* THE REQUEST *
Repeat, exactly and completely, the entries shown underneath.

------------------------------------------------

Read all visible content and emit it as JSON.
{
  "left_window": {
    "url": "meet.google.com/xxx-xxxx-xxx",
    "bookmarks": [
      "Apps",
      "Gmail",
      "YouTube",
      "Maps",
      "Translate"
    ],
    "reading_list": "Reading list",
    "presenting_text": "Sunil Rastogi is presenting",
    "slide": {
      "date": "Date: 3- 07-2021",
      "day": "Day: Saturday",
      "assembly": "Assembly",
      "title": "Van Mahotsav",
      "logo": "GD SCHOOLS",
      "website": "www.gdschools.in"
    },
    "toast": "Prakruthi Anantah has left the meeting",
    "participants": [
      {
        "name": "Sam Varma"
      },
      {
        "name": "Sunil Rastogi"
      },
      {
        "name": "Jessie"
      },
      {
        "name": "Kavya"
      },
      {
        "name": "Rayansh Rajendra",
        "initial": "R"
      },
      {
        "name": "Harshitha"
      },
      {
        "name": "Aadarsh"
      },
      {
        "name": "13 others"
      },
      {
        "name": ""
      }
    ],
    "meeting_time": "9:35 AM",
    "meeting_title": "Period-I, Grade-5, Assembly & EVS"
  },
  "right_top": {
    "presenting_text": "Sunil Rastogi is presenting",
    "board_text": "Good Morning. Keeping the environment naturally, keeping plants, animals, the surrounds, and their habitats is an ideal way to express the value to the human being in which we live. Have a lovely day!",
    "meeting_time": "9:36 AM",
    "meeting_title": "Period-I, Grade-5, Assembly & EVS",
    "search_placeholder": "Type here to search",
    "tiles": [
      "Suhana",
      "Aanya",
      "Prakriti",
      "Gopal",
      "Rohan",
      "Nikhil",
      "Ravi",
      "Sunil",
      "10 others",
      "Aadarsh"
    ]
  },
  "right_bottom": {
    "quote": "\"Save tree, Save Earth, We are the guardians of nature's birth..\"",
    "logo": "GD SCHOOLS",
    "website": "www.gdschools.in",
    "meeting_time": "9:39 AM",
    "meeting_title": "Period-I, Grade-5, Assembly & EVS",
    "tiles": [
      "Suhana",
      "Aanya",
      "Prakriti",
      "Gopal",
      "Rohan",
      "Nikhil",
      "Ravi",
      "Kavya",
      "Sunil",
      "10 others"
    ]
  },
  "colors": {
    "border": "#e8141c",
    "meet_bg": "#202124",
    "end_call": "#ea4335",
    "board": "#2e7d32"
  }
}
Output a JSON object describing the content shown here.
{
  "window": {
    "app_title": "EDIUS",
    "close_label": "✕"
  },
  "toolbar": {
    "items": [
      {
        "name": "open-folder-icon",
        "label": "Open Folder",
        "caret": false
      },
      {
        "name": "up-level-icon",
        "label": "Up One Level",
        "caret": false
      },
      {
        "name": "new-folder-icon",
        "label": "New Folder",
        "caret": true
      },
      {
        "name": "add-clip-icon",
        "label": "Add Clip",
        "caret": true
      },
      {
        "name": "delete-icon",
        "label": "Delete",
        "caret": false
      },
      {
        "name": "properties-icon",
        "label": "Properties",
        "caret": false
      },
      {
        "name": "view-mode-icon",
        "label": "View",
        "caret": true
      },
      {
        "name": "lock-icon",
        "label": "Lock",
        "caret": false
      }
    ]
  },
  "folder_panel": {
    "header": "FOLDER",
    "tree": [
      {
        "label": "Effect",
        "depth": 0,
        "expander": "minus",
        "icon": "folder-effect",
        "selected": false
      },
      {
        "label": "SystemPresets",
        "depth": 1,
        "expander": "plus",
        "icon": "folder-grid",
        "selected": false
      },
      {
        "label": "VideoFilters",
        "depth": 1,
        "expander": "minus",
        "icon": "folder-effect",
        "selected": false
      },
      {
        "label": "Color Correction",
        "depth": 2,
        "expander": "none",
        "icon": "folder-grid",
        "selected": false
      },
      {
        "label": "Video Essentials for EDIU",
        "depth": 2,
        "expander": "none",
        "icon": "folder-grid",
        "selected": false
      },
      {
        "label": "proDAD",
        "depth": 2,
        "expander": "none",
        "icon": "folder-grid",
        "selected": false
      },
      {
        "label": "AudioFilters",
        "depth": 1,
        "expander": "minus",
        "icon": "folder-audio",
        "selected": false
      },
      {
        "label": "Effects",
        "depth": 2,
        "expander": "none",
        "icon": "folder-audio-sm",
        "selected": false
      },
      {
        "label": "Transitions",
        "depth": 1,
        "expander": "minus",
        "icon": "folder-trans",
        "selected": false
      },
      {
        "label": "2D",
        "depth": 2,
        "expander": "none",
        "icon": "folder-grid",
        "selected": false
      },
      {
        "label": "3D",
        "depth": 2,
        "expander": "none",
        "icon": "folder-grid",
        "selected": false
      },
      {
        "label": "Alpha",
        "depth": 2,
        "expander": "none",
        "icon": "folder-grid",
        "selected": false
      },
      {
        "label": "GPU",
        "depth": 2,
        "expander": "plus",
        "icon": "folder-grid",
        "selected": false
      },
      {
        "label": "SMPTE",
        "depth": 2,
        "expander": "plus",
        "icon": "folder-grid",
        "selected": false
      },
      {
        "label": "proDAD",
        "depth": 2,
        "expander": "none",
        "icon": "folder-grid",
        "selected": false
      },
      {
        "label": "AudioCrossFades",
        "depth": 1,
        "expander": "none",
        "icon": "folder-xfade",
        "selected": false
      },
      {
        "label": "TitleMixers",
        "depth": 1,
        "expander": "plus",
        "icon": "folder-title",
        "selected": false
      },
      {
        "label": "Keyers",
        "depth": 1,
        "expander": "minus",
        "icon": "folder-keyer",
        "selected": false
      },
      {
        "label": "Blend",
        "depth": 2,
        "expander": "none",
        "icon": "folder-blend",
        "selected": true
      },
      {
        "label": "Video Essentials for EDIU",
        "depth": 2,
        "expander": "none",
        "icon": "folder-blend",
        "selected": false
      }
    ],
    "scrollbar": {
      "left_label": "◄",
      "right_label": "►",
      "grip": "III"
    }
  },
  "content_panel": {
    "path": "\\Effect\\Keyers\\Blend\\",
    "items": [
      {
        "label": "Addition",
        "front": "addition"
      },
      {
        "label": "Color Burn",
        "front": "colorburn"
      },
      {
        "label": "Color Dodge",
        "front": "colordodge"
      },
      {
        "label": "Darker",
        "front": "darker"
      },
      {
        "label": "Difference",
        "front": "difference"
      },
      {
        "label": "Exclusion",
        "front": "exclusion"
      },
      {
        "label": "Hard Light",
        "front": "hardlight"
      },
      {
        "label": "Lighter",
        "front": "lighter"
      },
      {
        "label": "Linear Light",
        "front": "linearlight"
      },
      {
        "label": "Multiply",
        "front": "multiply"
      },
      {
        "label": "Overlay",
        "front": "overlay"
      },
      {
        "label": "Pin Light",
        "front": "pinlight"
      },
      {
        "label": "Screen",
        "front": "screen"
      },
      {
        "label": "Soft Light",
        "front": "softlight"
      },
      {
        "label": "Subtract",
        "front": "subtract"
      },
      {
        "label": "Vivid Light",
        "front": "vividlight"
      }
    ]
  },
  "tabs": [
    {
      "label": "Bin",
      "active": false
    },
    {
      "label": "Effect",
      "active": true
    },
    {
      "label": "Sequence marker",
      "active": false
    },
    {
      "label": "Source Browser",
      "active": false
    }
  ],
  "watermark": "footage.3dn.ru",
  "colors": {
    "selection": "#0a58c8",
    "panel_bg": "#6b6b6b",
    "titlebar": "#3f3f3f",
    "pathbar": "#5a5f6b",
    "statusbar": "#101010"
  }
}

------------------------------------------------

* OUTPUT *
Read all visible content and emit it as JSON.
{
  "left_window": {
    "url": "meet.google.com/xxx-xxxx-xxx",
    "bookmarks": [
      "Apps",
      "Gmail",
      "YouTube",
      "Maps",
      "Translate"
    ],
    "reading_list": "Reading list",
    "presenting_text": "Sunil Rastogi is presenting",
    "slide": {
      "date": "Date: 3- 07-2021",
      "day": "Day: Saturday",
      "assembly": "Assembly",
      "title": "Van Mahotsav",
      "logo": "GD SCHOOLS",
      "website": "www.gdschools.in"
    },
    "toast": "Prakruthi Anantah has left the meeting",
    "participants": [
      {
        "name": "Sam Varma"
      },
      {
        "name": "Sunil Rastogi"
      },
      {
        "name": "Jessie"
      },
      {
        "name": "Kavya"
      },
      {
        "name": "Rayansh Rajendra",
        "initial": "R"
      },
      {
        "name": "Harshitha"
      },
      {
        "name": "Aadarsh"
      },
      {
        "name": "13 others"
      },
      {
        "name": ""
      }
    ],
    "meeting_time": "9:35 AM",
    "meeting_title": "Period-I, Grade-5, Assembly & EVS"
  },
  "right_top": {
    "presenting_text": "Sunil Rastogi is presenting",
    "board_text": "Good Morning. Keeping the environment naturally, keeping plants, animals, the surrounds, and their habitats is an ideal way to express the value to the human being in which we live. Have a lovely day!",
    "meeting_time": "9:36 AM",
    "meeting_title": "Period-I, Grade-5, Assembly & EVS",
    "search_placeholder": "Type here to search",
    "tiles": [
      "Suhana",
      "Aanya",
      "Prakriti",
      "Gopal",
      "Rohan",
      "Nikhil",
      "Ravi",
      "Sunil",
      "10 others",
      "Aadarsh"
    ]
  },
  "right_bottom": {
    "quote": "\"Save tree, Save Earth, We are the guardians of nature's birth..\"",
    "logo": "GD SCHOOLS",
    "website": "www.gdschools.in",
    "meeting_time": "9:39 AM",
    "meeting_title": "Period-I, Grade-5, Assembly & EVS",
    "tiles": [
      "Suhana",
      "Aanya",
      "Prakriti",
      "Gopal",
      "Rohan",
      "Nikhil",
      "Ravi",
      "Kavya",
      "Sunil",
      "10 others"
    ]
  },
  "colors": {
    "border": "#e8141c",
    "meet_bg": "#202124",
    "end_call": "#ea4335",
    "board": "#2e7d32"
  }
}
Output a JSON object describing the content shown here.
{
  "window": {
    "app_title": "EDIUS",
    "close_label": "✕"
  },
  "toolbar": {
    "items": [
      {
        "name": "open-folder-icon",
        "label": "Open Folder",
        "caret": false
      },
      {
        "name": "up-level-icon",
        "label": "Up One Level",
        "caret": false
      },
      {
        "name": "new-folder-icon",
        "label": "New Folder",
        "caret": true
      },
      {
        "name": "add-clip-icon",
        "label": "Add Clip",
        "caret": true
      },
      {
        "name": "delete-icon",
        "label": "Delete",
        "caret": false
      },
      {
        "name": "properties-icon",
        "label": "Properties",
        "caret": false
      },
      {
        "name": "view-mode-icon",
        "label": "View",
        "caret": true
      },
      {
        "name": "lock-icon",
        "label": "Lock",
        "caret": false
      }
    ]
  },
  "folder_panel": {
    "header": "FOLDER",
    "tree": [
      {
        "label": "Effect",
        "depth": 0,
        "expander": "minus",
        "icon": "folder-effect",
        "selected": false
      },
      {
        "label": "SystemPresets",
        "depth": 1,
        "expander": "plus",
        "icon": "folder-grid",
        "selected": false
      },
      {
        "label": "VideoFilters",
        "depth": 1,
        "expander": "minus",
        "icon": "folder-effect",
        "selected": false
      },
      {
        "label": "Color Correction",
        "depth": 2,
        "expander": "none",
        "icon": "folder-grid",
        "selected": false
      },
      {
        "label": "Video Essentials for EDIU",
        "depth": 2,
        "expander": "none",
        "icon": "folder-grid",
        "selected": false
      },
      {
        "label": "proDAD",
        "depth": 2,
        "expander": "none",
        "icon": "folder-grid",
        "selected": false
      },
      {
        "label": "AudioFilters",
        "depth": 1,
        "expander": "minus",
        "icon": "folder-audio",
        "selected": false
      },
      {
        "label": "Effects",
        "depth": 2,
        "expander": "none",
        "icon": "folder-audio-sm",
        "selected": false
      },
      {
        "label": "Transitions",
        "depth": 1,
        "expander": "minus",
        "icon": "folder-trans",
        "selected": false
      },
      {
        "label": "2D",
        "depth": 2,
        "expander": "none",
        "icon": "folder-grid",
        "selected": false
      },
      {
        "label": "3D",
        "depth": 2,
        "expander": "none",
        "icon": "folder-grid",
        "selected": false
      },
      {
        "label": "Alpha",
        "depth": 2,
        "expander": "none",
        "icon": "folder-grid",
        "selected": false
      },
      {
        "label": "GPU",
        "depth": 2,
        "expander": "plus",
        "icon": "folder-grid",
        "selected": false
      },
      {
        "label": "SMPTE",
        "depth": 2,
        "expander": "plus",
        "icon": "folder-grid",
        "selected": false
      },
      {
        "label": "proDAD",
        "depth": 2,
        "expander": "none",
        "icon": "folder-grid",
        "selected": false
      },
      {
        "label": "AudioCrossFades",
        "depth": 1,
        "expander": "none",
        "icon": "folder-xfade",
        "selected": false
      },
      {
        "label": "TitleMixers",
        "depth": 1,
        "expander": "plus",
        "icon": "folder-title",
        "selected": false
      },
      {
        "label": "Keyers",
        "depth": 1,
        "expander": "minus",
        "icon": "folder-keyer",
        "selected": false
      },
      {
        "label": "Blend",
        "depth": 2,
        "expander": "none",
        "icon": "folder-blend",
        "selected": true
      },
      {
        "label": "Video Essentials for EDIU",
        "depth": 2,
        "expander": "none",
        "icon": "folder-blend",
        "selected": false
      }
    ],
    "scrollbar": {
      "left_label": "◄",
      "right_label": "►",
      "grip": "III"
    }
  },
  "content_panel": {
    "path": "\\Effect\\Keyers\\Blend\\",
    "items": [
      {
        "label": "Addition",
        "front": "addition"
      },
      {
        "label": "Color Burn",
        "front": "colorburn"
      },
      {
        "label": "Color Dodge",
        "front": "colordodge"
      },
      {
        "label": "Darker",
        "front": "darker"
      },
      {
        "label": "Difference",
        "front": "difference"
      },
      {
        "label": "Exclusion",
        "front": "exclusion"
      },
      {
        "label": "Hard Light",
        "front": "hardlight"
      },
      {
        "label": "Lighter",
        "front": "lighter"
      },
      {
        "label": "Linear Light",
        "front": "linearlight"
      },
      {
        "label": "Multiply",
        "front": "multiply"
      },
      {
        "label": "Overlay",
        "front": "overlay"
      },
      {
        "label": "Pin Light",
        "front": "pinlight"
      },
      {
        "label": "Screen",
        "front": "screen"
      },
      {
        "label": "Soft Light",
        "front": "softlight"
      },
      {
        "label": "Subtract",
        "front": "subtract"
      },
      {
        "label": "Vivid Light",
        "front": "vividlight"
      }
    ]
  },
  "tabs": [
    {
      "label": "Bin",
      "active": false
    },
    {
      "label": "Effect",
      "active": true
    },
    {
      "label": "Sequence marker",
      "active": false
    },
    {
      "label": "Source Browser",
      "active": false
    }
  ],
  "watermark": "footage.3dn.ru",
  "colors": {
    "selection": "#0a58c8",
    "panel_bg": "#6b6b6b",
    "titlebar": "#3f3f3f",
    "pathbar": "#5a5f6b",
    "statusbar": "#101010"
  }
}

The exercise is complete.